Saved data entries
------

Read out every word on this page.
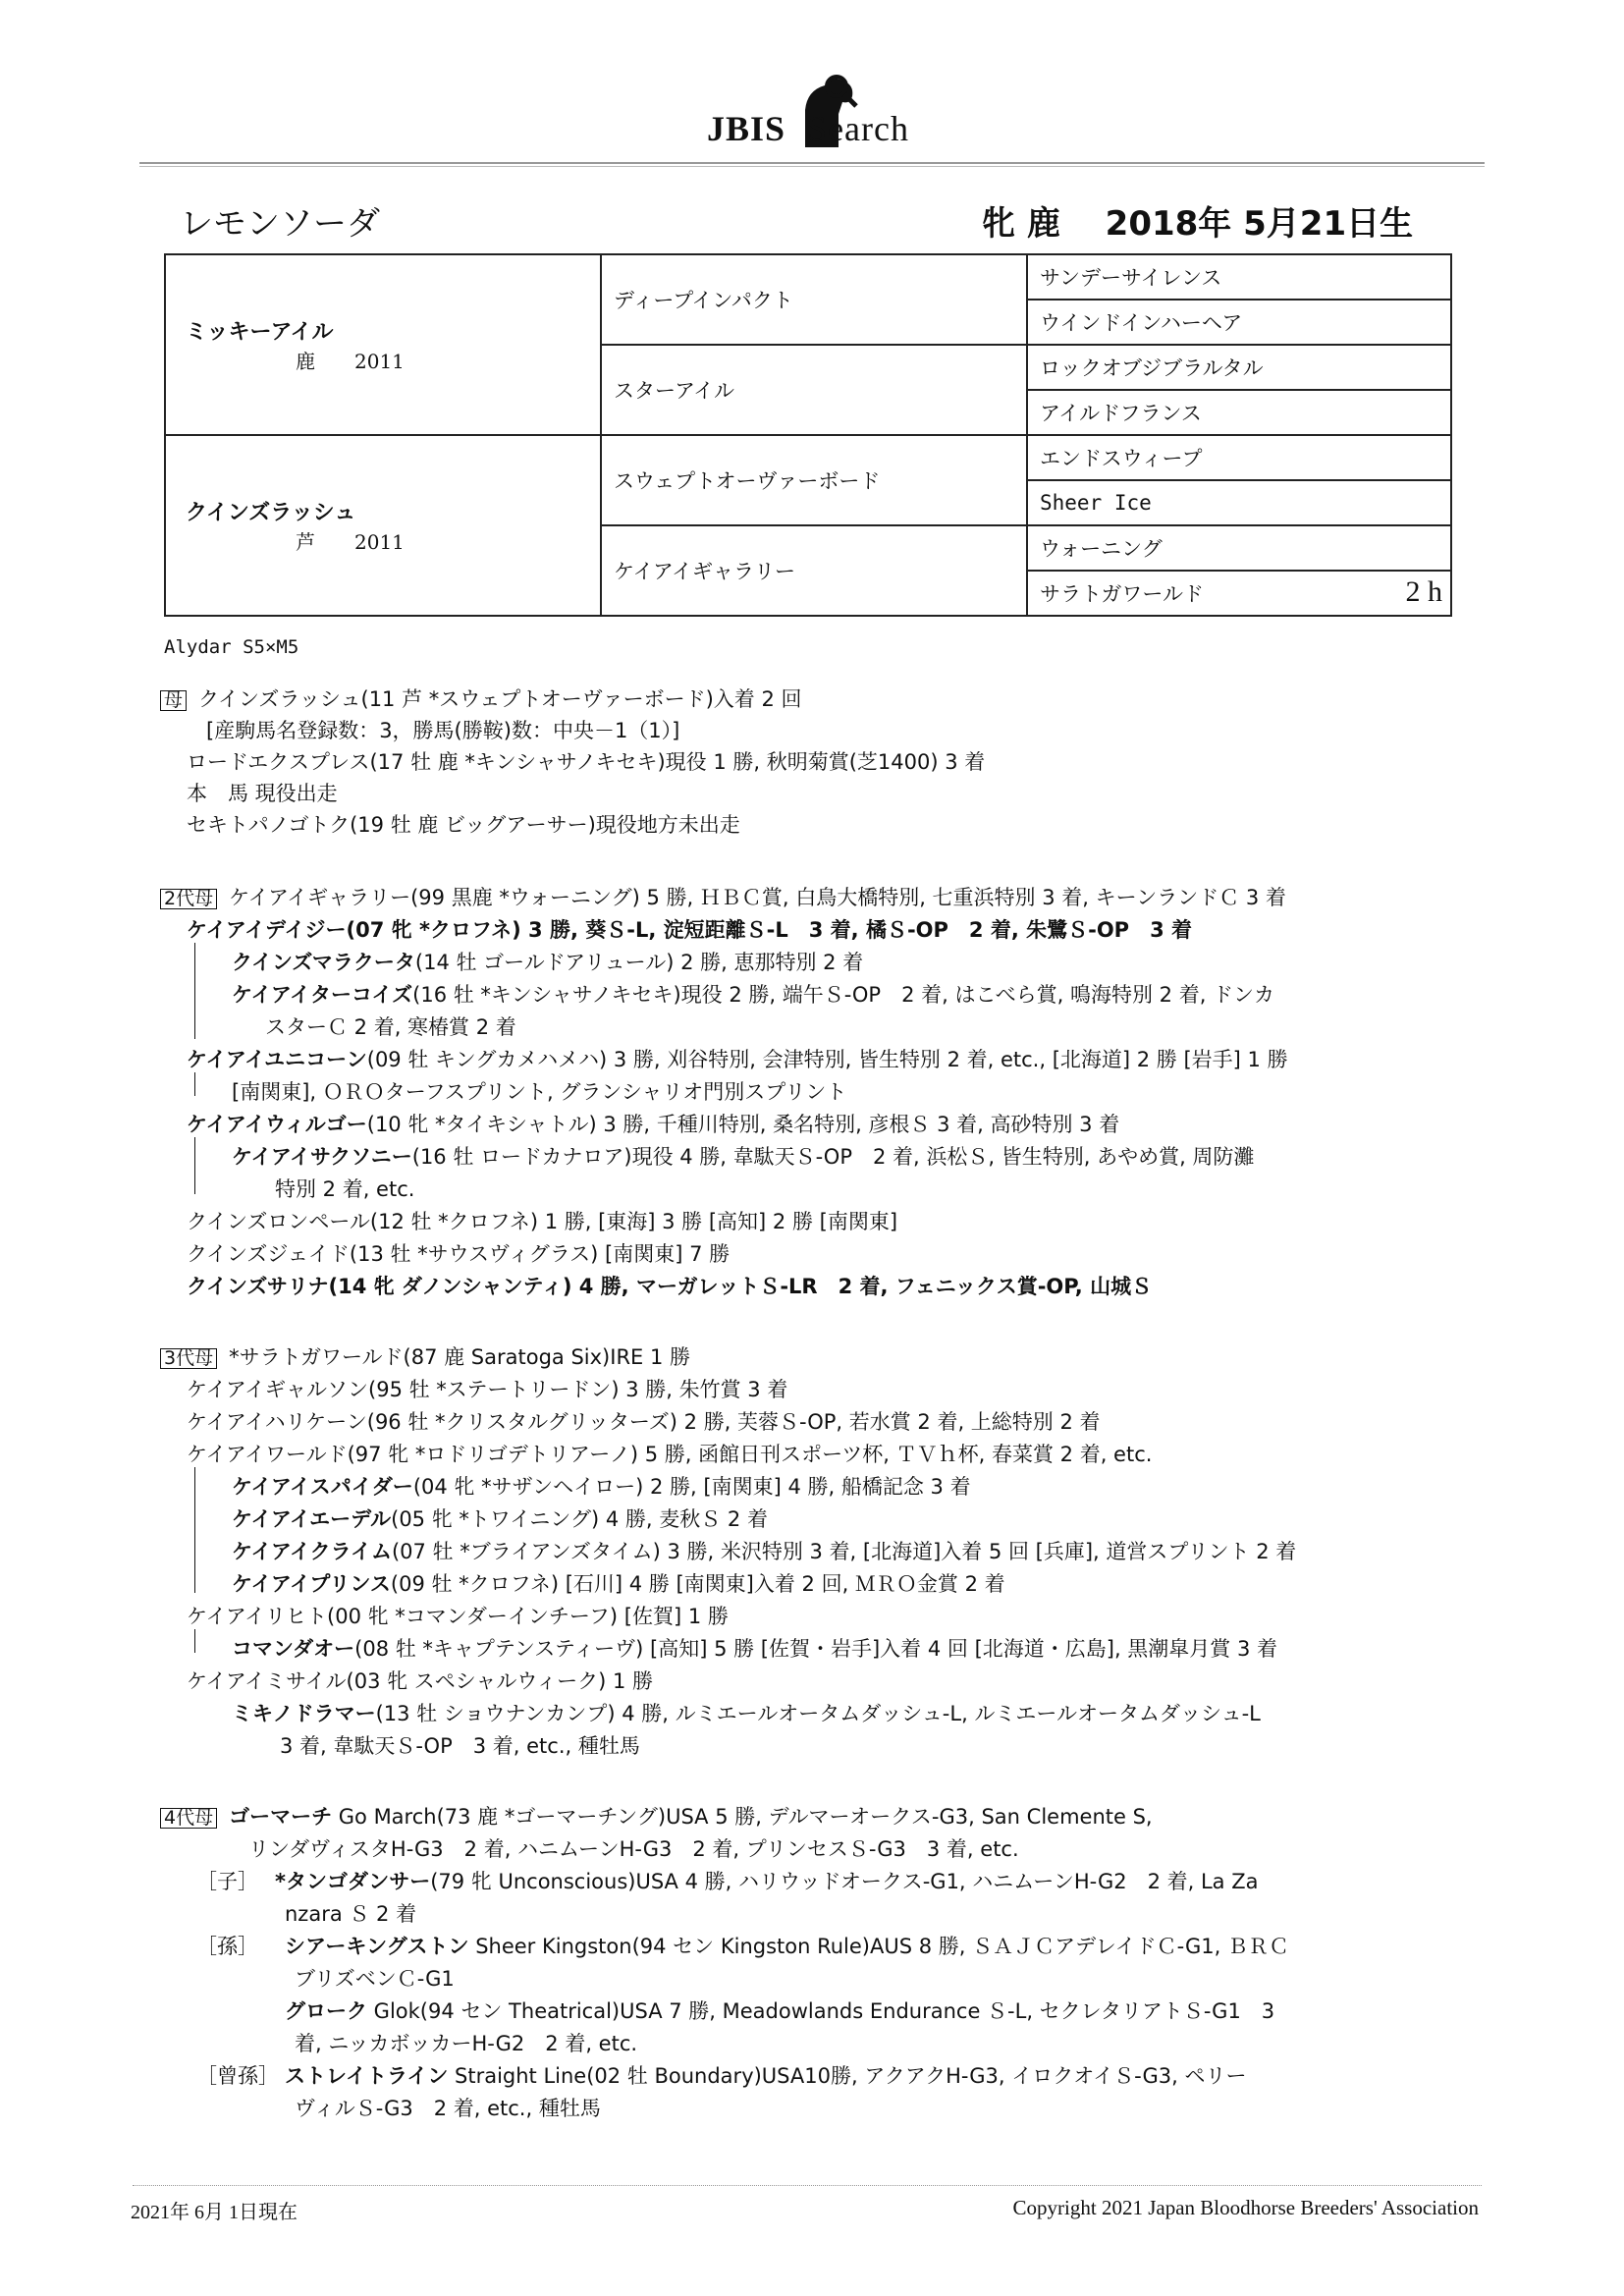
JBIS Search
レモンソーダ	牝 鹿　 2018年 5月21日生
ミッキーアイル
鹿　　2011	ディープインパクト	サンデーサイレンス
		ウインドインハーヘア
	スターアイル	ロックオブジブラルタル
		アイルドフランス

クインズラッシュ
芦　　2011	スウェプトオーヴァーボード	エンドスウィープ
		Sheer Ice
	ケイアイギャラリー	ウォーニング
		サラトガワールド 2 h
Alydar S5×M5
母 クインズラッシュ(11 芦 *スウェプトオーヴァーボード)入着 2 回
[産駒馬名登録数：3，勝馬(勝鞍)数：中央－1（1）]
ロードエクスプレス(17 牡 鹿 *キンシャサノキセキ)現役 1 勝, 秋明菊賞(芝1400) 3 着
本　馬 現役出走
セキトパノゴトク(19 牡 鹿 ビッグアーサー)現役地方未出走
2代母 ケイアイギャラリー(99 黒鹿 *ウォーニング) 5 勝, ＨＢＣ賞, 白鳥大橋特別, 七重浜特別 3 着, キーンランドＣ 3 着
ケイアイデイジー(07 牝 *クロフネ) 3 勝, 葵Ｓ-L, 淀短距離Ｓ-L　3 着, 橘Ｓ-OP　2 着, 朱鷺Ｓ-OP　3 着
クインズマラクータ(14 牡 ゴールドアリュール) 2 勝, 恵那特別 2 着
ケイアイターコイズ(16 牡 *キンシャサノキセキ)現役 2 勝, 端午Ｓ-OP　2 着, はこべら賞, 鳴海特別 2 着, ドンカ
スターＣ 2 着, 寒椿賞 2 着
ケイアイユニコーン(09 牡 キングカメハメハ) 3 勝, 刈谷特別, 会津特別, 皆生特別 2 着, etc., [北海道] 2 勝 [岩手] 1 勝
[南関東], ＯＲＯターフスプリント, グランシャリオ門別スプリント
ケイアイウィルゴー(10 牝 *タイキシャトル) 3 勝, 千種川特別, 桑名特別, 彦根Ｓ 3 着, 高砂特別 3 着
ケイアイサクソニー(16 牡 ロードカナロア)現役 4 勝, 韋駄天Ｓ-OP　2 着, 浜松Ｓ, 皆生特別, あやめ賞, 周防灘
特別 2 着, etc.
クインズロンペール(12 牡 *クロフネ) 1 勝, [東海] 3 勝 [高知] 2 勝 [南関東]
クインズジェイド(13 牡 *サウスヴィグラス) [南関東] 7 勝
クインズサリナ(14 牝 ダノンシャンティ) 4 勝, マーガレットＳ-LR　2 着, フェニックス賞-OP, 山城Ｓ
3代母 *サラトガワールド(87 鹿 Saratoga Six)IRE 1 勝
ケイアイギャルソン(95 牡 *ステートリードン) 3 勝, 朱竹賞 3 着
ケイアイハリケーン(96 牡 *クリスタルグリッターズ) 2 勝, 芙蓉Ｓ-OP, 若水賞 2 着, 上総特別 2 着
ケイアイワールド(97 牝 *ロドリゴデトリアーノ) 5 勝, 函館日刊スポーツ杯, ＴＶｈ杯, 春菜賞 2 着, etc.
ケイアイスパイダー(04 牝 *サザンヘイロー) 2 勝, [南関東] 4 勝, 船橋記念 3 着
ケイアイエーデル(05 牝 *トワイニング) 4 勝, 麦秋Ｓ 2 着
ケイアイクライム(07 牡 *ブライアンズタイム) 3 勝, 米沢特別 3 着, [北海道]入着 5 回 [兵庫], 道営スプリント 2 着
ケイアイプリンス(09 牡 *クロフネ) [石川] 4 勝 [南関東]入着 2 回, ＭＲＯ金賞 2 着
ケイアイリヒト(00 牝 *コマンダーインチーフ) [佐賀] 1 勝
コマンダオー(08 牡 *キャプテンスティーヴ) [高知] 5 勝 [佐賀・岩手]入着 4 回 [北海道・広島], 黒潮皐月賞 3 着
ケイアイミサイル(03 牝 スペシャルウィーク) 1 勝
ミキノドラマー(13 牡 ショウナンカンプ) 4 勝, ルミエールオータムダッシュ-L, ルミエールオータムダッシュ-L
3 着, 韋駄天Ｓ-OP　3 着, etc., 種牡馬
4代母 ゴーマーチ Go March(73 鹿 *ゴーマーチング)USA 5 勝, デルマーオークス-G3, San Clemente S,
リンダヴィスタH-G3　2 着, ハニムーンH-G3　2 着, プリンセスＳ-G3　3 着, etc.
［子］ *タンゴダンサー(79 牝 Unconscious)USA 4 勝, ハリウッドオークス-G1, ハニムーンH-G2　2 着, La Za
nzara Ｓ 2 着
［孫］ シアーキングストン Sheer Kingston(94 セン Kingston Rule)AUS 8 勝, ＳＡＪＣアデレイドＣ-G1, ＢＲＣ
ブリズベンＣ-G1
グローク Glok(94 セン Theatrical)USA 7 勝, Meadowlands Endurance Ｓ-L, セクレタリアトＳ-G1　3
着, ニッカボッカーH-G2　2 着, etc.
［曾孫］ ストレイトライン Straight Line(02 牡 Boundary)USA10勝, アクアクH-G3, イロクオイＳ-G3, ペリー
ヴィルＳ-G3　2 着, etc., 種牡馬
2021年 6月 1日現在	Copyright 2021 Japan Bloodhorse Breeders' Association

------

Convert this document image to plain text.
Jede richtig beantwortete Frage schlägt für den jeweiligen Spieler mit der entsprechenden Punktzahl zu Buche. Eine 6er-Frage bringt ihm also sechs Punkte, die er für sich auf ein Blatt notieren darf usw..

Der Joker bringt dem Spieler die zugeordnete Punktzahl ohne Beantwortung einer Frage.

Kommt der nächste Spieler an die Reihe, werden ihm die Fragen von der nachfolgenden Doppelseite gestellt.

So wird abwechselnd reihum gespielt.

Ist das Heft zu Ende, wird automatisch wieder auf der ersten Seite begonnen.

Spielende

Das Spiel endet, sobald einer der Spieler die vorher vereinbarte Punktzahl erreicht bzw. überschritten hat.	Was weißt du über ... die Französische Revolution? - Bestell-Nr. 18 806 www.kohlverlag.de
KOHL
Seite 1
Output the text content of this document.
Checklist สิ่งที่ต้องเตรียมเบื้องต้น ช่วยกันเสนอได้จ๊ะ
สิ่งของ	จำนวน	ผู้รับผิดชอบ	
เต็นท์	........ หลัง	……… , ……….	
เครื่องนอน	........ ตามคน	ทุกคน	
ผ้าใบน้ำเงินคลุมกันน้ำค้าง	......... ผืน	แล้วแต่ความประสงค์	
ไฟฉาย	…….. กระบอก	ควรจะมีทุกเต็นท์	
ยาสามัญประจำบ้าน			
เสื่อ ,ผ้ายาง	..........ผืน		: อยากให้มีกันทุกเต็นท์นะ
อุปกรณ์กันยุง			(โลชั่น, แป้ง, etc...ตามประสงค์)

------

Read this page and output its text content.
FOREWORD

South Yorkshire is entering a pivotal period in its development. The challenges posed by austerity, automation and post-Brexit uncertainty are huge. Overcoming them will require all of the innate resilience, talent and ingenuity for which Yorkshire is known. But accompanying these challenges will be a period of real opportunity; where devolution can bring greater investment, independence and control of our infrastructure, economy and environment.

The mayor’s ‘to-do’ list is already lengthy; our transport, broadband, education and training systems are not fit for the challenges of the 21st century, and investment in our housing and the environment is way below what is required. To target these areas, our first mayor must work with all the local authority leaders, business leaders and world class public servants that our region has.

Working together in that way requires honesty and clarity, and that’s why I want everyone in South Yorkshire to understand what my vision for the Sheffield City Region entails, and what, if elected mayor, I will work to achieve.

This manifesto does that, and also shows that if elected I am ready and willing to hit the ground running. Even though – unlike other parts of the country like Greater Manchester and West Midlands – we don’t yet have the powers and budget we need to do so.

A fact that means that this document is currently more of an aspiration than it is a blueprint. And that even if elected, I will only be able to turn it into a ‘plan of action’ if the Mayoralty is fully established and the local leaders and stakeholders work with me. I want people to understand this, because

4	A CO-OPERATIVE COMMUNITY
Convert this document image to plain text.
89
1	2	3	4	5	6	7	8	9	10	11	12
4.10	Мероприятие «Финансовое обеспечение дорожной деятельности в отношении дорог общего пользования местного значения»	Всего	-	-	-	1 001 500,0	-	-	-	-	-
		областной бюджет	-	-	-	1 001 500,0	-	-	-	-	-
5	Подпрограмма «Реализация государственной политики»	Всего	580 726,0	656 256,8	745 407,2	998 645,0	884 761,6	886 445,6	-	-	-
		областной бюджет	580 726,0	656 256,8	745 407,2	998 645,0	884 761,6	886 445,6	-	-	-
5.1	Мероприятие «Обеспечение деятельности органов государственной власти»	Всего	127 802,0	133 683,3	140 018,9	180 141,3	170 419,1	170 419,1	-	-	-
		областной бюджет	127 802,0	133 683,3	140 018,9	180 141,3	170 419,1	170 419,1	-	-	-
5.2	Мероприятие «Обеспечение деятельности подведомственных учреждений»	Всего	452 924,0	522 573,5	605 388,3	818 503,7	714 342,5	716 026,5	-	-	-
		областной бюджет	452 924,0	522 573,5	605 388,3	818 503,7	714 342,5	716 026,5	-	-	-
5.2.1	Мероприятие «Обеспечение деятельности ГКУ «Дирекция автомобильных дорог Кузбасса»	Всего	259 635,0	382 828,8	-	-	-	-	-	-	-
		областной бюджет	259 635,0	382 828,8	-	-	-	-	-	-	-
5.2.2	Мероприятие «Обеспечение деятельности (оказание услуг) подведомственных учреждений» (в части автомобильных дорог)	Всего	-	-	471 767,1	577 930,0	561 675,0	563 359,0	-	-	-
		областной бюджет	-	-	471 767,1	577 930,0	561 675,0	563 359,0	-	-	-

------

> _Directions for this task_: Collect each line containing the string "дорог".

> _Exercise output_:
4.10	Мероприятие «Финансовое обеспечение дорожной деятельности в отношении дорог общего пользования местного значения»	Всего	-	-	-	1 001 500,0	-	-	-	-	-
5.2.1	Мероприятие «Обеспечение деятельности ГКУ «Дирекция автомобильных дорог Кузбасса»	Всего	259 635,0	382 828,8	-	-	-	-	-	-	-
5.2.2	Мероприятие «Обеспечение деятельности (оказание услуг) подведомственных учреждений» (в части автомобильных дорог)	Всего	-	-	471 767,1	577 930,0	561 675,0	563 359,0	-	-	-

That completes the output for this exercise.